> _Prompt_
Copy out the entries below in full and exactly.
____________________
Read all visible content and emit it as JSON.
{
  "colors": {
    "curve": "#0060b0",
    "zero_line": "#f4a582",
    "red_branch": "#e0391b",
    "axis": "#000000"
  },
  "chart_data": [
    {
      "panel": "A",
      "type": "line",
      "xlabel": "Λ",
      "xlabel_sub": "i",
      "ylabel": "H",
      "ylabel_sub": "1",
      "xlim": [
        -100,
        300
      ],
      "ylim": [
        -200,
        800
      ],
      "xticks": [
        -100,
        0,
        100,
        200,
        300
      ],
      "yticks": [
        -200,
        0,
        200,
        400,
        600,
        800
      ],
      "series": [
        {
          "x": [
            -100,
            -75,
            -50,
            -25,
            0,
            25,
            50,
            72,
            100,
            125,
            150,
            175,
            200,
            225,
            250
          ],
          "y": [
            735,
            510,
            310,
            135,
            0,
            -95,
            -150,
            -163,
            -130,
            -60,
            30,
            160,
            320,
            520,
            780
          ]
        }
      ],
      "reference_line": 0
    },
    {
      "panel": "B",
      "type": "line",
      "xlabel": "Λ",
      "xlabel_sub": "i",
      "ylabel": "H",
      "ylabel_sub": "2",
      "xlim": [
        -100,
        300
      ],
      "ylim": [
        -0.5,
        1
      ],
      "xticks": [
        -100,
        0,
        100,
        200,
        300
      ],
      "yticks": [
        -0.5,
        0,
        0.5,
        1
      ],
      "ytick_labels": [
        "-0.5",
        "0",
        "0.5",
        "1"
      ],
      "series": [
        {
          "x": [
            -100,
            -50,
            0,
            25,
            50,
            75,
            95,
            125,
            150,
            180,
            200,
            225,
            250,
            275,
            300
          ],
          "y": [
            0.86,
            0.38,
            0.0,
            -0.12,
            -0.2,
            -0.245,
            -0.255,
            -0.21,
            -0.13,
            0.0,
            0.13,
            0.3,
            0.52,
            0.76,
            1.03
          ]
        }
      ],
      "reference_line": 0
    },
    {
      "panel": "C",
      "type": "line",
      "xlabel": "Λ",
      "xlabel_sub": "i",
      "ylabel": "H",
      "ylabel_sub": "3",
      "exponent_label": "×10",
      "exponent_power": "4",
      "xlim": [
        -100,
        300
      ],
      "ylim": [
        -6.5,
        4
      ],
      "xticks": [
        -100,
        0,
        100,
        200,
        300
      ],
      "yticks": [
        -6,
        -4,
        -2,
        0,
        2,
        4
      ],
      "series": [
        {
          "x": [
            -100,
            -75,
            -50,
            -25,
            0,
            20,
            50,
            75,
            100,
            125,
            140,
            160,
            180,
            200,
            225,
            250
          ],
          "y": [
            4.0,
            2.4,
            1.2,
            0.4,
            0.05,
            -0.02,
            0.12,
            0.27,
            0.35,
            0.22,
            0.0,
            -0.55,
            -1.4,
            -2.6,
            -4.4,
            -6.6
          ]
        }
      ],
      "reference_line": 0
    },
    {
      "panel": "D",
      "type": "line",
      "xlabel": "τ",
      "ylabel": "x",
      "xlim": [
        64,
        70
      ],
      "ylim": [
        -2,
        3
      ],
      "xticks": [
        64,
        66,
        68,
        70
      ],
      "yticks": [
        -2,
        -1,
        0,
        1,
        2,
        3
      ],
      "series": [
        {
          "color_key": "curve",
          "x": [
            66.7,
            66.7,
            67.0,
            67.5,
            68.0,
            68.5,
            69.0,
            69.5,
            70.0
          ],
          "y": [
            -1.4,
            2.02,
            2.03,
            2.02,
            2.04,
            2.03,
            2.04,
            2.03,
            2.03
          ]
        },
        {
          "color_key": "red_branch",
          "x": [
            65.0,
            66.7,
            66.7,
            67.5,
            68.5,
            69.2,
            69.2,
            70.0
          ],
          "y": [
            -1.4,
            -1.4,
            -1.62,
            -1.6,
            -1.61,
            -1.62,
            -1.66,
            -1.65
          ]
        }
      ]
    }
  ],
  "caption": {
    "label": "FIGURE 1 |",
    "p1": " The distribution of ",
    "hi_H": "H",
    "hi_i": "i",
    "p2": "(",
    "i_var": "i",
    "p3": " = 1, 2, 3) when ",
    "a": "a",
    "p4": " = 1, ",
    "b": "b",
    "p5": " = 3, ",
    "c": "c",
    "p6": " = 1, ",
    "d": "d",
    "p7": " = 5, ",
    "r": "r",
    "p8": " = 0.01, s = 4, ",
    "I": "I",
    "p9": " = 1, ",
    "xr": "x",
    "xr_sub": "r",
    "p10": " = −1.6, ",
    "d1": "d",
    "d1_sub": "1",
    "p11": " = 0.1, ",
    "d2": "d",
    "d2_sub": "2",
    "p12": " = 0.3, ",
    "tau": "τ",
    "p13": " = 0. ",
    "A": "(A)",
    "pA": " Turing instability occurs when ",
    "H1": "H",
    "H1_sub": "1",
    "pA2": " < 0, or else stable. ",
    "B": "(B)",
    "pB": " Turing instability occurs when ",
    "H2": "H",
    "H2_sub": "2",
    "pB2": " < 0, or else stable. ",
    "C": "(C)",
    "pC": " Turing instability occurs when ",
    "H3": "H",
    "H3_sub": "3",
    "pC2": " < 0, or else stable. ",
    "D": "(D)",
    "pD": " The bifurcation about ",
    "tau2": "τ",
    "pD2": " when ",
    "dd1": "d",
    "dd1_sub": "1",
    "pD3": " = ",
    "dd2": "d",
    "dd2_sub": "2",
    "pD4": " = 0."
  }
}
____________________
> _Solution to this problem_
Read all visible content and emit it as JSON.
{
  "colors": {
    "curve": "#0060b0",
    "zero_line": "#f4a582",
    "red_branch": "#e0391b",
    "axis": "#000000"
  },
  "chart_data": [
    {
      "panel": "A",
      "type": "line",
      "xlabel": "Λ",
      "xlabel_sub": "i",
      "ylabel": "H",
      "ylabel_sub": "1",
      "xlim": [
        -100,
        300
      ],
      "ylim": [
        -200,
        800
      ],
      "xticks": [
        -100,
        0,
        100,
        200,
        300
      ],
      "yticks": [
        -200,
        0,
        200,
        400,
        600,
        800
      ],
      "series": [
        {
          "x": [
            -100,
            -75,
            -50,
            -25,
            0,
            25,
            50,
            72,
            100,
            125,
            150,
            175,
            200,
            225,
            250
          ],
          "y": [
            735,
            510,
            310,
            135,
            0,
            -95,
            -150,
            -163,
            -130,
            -60,
            30,
            160,
            320,
            520,
            780
          ]
        }
      ],
      "reference_line": 0
    },
    {
      "panel": "B",
      "type": "line",
      "xlabel": "Λ",
      "xlabel_sub": "i",
      "ylabel": "H",
      "ylabel_sub": "2",
      "xlim": [
        -100,
        300
      ],
      "ylim": [
        -0.5,
        1
      ],
      "xticks": [
        -100,
        0,
        100,
        200,
        300
      ],
      "yticks": [
        -0.5,
        0,
        0.5,
        1
      ],
      "ytick_labels": [
        "-0.5",
        "0",
        "0.5",
        "1"
      ],
      "series": [
        {
          "x": [
            -100,
            -50,
            0,
            25,
            50,
            75,
            95,
            125,
            150,
            180,
            200,
            225,
            250,
            275,
            300
          ],
          "y": [
            0.86,
            0.38,
            0.0,
            -0.12,
            -0.2,
            -0.245,
            -0.255,
            -0.21,
            -0.13,
            0.0,
            0.13,
            0.3,
            0.52,
            0.76,
            1.03
          ]
        }
      ],
      "reference_line": 0
    },
    {
      "panel": "C",
      "type": "line",
      "xlabel": "Λ",
      "xlabel_sub": "i",
      "ylabel": "H",
      "ylabel_sub": "3",
      "exponent_label": "×10",
      "exponent_power": "4",
      "xlim": [
        -100,
        300
      ],
      "ylim": [
        -6.5,
        4
      ],
      "xticks": [
        -100,
        0,
        100,
        200,
        300
      ],
      "yticks": [
        -6,
        -4,
        -2,
        0,
        2,
        4
      ],
      "series": [
        {
          "x": [
            -100,
            -75,
            -50,
            -25,
            0,
            20,
            50,
            75,
            100,
            125,
            140,
            160,
            180,
            200,
            225,
            250
          ],
          "y": [
            4.0,
            2.4,
            1.2,
            0.4,
            0.05,
            -0.02,
            0.12,
            0.27,
            0.35,
            0.22,
            0.0,
            -0.55,
            -1.4,
            -2.6,
            -4.4,
            -6.6
          ]
        }
      ],
      "reference_line": 0
    },
    {
      "panel": "D",
      "type": "line",
      "xlabel": "τ",
      "ylabel": "x",
      "xlim": [
        64,
        70
      ],
      "ylim": [
        -2,
        3
      ],
      "xticks": [
        64,
        66,
        68,
        70
      ],
      "yticks": [
        -2,
        -1,
        0,
        1,
        2,
        3
      ],
      "series": [
        {
          "color_key": "curve",
          "x": [
            66.7,
            66.7,
            67.0,
            67.5,
            68.0,
            68.5,
            69.0,
            69.5,
            70.0
          ],
          "y": [
            -1.4,
            2.02,
            2.03,
            2.02,
            2.04,
            2.03,
            2.04,
            2.03,
            2.03
          ]
        },
        {
          "color_key": "red_branch",
          "x": [
            65.0,
            66.7,
            66.7,
            67.5,
            68.5,
            69.2,
            69.2,
            70.0
          ],
          "y": [
            -1.4,
            -1.4,
            -1.62,
            -1.6,
            -1.61,
            -1.62,
            -1.66,
            -1.65
          ]
        }
      ]
    }
  ],
  "caption": {
    "label": "FIGURE 1 |",
    "p1": " The distribution of ",
    "hi_H": "H",
    "hi_i": "i",
    "p2": "(",
    "i_var": "i",
    "p3": " = 1, 2, 3) when ",
    "a": "a",
    "p4": " = 1, ",
    "b": "b",
    "p5": " = 3, ",
    "c": "c",
    "p6": " = 1, ",
    "d": "d",
    "p7": " = 5, ",
    "r": "r",
    "p8": " = 0.01, s = 4, ",
    "I": "I",
    "p9": " = 1, ",
    "xr": "x",
    "xr_sub": "r",
    "p10": " = −1.6, ",
    "d1": "d",
    "d1_sub": "1",
    "p11": " = 0.1, ",
    "d2": "d",
    "d2_sub": "2",
    "p12": " = 0.3, ",
    "tau": "τ",
    "p13": " = 0. ",
    "A": "(A)",
    "pA": " Turing instability occurs when ",
    "H1": "H",
    "H1_sub": "1",
    "pA2": " < 0, or else stable. ",
    "B": "(B)",
    "pB": " Turing instability occurs when ",
    "H2": "H",
    "H2_sub": "2",
    "pB2": " < 0, or else stable. ",
    "C": "(C)",
    "pC": " Turing instability occurs when ",
    "H3": "H",
    "H3_sub": "3",
    "pC2": " < 0, or else stable. ",
    "D": "(D)",
    "pD": " The bifurcation about ",
    "tau2": "τ",
    "pD2": " when ",
    "dd1": "d",
    "dd1_sub": "1",
    "pD3": " = ",
    "dd2": "d",
    "dd2_sub": "2",
    "pD4": " = 0."
  }
}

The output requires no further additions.